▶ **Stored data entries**
* * * *
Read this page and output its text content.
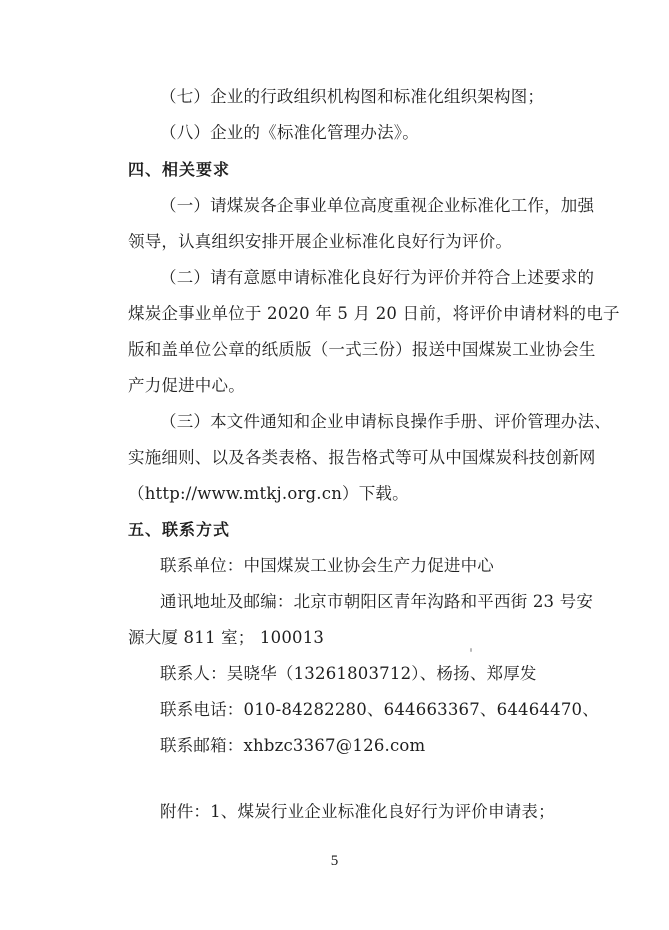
（七）企业的行政组织机构图和标准化组织架构图；
（八）企业的《标准化管理办法》。
四、相关要求
（一）请煤炭各企事业单位高度重视企业标准化工作，加强
领导，认真组织安排开展企业标准化良好行为评价。
（二）请有意愿申请标准化良好行为评价并符合上述要求的
煤炭企事业单位于 2020 年 5 月 20 日前，将评价申请材料的电子
版和盖单位公章的纸质版（一式三份）报送中国煤炭工业协会生
产力促进中心。
（三）本文件通知和企业申请标良操作手册、评价管理办法、
实施细则、以及各类表格、报告格式等可从中国煤炭科技创新网
（http://www.mtkj.org.cn）下载。
五、联系方式
联系单位：中国煤炭工业协会生产力促进中心
通讯地址及邮编：北京市朝阳区青年沟路和平西街 23 号安
源大厦 811 室； 100013
联系人：吴晓华（13261803712）、杨扬、郑厚发
联系电话：010-84282280、644663367、64464470、
联系邮箱：xhbzc3367@126.com
附件：1、煤炭行业企业标准化良好行为评价申请表；
5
* * * *
▶ **WORK TO DO**
Exactly reproduce the entries above, minus the pictures.

▶ **RESULT**
Read this page and output its text content.
（七）企业的行政组织机构图和标准化组织架构图；
（八）企业的《标准化管理办法》。
四、相关要求
（一）请煤炭各企事业单位高度重视企业标准化工作，加强
领导，认真组织安排开展企业标准化良好行为评价。
（二）请有意愿申请标准化良好行为评价并符合上述要求的
煤炭企事业单位于 2020 年 5 月 20 日前，将评价申请材料的电子
版和盖单位公章的纸质版（一式三份）报送中国煤炭工业协会生
产力促进中心。
（三）本文件通知和企业申请标良操作手册、评价管理办法、
实施细则、以及各类表格、报告格式等可从中国煤炭科技创新网
（http://www.mtkj.org.cn）下载。
五、联系方式
联系单位：中国煤炭工业协会生产力促进中心
通讯地址及邮编：北京市朝阳区青年沟路和平西街 23 号安
源大厦 811 室； 100013
联系人：吴晓华（13261803712）、杨扬、郑厚发
联系电话：010-84282280、644663367、64464470、
联系邮箱：xhbzc3367@126.com
附件：1、煤炭行业企业标准化良好行为评价申请表；
5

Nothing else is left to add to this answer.